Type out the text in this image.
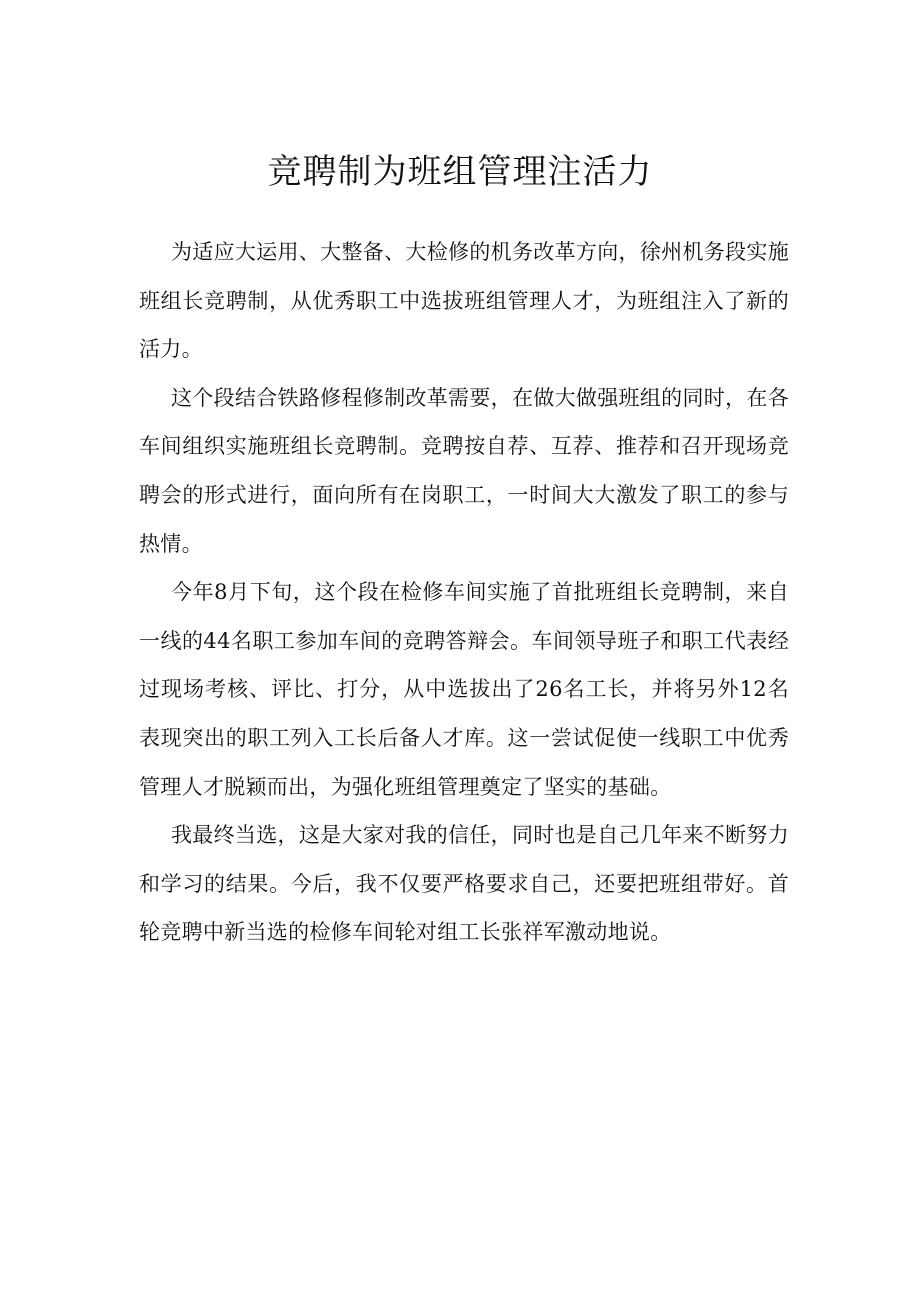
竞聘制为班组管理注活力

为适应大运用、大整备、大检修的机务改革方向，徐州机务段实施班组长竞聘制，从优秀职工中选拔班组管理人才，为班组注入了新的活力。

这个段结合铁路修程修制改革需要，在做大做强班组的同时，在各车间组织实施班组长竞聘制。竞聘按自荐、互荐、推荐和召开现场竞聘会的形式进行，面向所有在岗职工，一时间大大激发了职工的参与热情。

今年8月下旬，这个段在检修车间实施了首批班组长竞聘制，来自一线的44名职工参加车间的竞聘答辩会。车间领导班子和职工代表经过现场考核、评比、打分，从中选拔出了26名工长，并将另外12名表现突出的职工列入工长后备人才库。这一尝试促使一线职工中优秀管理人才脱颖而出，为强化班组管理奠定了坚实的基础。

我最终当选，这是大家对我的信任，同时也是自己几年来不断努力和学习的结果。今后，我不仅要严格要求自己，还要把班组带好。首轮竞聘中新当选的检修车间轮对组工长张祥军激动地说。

========

What you need to do:
Quote the data above in full, leaving out the pictures it holds.

Exercise answer:
Type out the text in this image.
竞聘制为班组管理注活力

为适应大运用、大整备、大检修的机务改革方向，徐州机务段实施班组长竞聘制，从优秀职工中选拔班组管理人才，为班组注入了新的活力。

这个段结合铁路修程修制改革需要，在做大做强班组的同时，在各车间组织实施班组长竞聘制。竞聘按自荐、互荐、推荐和召开现场竞聘会的形式进行，面向所有在岗职工，一时间大大激发了职工的参与热情。

今年8月下旬，这个段在检修车间实施了首批班组长竞聘制，来自一线的44名职工参加车间的竞聘答辩会。车间领导班子和职工代表经过现场考核、评比、打分，从中选拔出了26名工长，并将另外12名表现突出的职工列入工长后备人才库。这一尝试促使一线职工中优秀管理人才脱颖而出，为强化班组管理奠定了坚实的基础。

我最终当选，这是大家对我的信任，同时也是自己几年来不断努力和学习的结果。今后，我不仅要严格要求自己，还要把班组带好。首轮竞聘中新当选的检修车间轮对组工长张祥军激动地说。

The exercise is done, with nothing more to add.